┌────────
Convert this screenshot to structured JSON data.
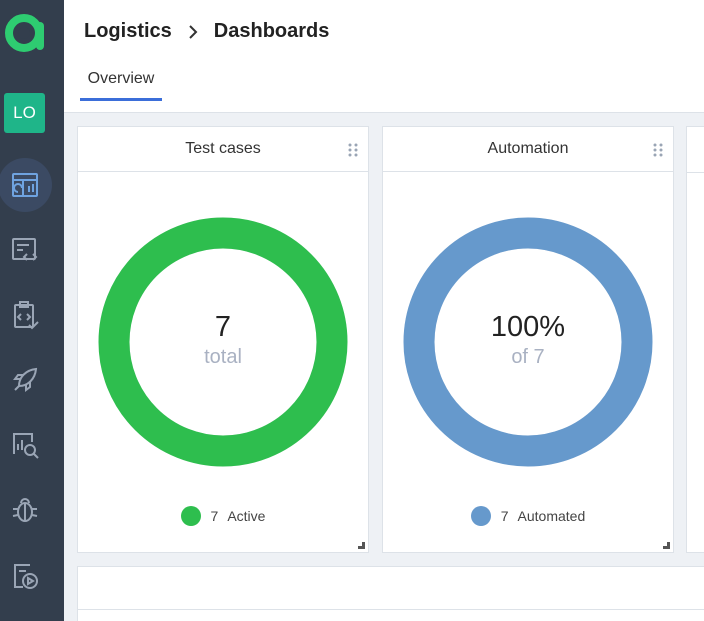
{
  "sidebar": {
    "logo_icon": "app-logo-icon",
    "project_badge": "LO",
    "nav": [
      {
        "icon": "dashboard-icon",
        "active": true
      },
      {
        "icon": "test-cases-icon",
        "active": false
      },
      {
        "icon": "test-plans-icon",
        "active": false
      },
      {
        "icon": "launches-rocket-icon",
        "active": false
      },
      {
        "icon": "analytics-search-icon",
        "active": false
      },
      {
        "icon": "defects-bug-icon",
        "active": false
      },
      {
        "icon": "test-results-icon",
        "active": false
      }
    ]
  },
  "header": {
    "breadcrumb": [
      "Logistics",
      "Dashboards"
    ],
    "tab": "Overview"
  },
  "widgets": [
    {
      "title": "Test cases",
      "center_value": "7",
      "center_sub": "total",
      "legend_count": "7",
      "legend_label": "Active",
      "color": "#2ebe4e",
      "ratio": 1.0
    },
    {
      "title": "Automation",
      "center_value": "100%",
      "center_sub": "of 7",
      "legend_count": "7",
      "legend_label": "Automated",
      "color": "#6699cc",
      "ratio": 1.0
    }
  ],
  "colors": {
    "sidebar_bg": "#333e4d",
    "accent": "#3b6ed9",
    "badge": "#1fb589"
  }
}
└────────
┌────────
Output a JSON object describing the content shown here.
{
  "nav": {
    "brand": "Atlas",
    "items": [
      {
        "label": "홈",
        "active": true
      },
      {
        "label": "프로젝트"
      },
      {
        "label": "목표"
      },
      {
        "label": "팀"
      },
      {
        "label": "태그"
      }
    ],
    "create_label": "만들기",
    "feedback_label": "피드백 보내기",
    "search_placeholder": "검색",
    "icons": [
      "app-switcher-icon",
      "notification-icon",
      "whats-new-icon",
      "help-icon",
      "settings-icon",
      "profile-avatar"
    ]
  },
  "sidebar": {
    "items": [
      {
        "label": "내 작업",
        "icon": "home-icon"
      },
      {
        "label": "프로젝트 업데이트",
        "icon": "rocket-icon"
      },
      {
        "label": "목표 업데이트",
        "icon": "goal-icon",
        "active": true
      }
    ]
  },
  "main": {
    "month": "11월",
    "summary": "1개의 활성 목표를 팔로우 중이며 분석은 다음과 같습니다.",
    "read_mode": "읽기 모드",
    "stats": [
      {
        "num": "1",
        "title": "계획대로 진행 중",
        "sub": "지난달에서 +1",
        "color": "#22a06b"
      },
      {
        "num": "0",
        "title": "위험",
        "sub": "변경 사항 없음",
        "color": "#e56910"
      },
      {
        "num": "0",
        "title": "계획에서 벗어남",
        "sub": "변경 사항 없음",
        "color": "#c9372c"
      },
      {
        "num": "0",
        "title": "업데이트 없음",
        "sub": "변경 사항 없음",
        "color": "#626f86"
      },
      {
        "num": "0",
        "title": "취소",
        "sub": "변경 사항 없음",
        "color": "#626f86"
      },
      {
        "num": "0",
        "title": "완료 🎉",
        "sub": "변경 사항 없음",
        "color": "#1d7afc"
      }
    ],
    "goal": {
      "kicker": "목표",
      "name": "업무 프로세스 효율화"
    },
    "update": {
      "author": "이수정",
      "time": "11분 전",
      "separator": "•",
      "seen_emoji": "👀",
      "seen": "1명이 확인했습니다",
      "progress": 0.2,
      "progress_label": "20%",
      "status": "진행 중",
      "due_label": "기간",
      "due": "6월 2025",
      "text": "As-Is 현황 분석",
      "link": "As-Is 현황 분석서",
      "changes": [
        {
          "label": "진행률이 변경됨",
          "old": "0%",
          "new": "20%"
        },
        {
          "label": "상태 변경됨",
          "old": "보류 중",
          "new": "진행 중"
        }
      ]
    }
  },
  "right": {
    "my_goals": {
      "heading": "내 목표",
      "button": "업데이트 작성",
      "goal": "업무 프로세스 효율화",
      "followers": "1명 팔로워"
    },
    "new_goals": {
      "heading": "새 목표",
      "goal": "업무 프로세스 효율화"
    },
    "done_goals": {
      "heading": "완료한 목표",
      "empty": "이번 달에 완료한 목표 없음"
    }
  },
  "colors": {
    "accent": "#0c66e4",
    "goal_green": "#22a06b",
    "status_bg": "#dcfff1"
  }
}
└────────
-- Exercise requirements --
Examine the records and pull out every line where the string "JSON" occurs.

-- The result --
Convert this screenshot to structured JSON data.
Output a JSON object describing the content shown here.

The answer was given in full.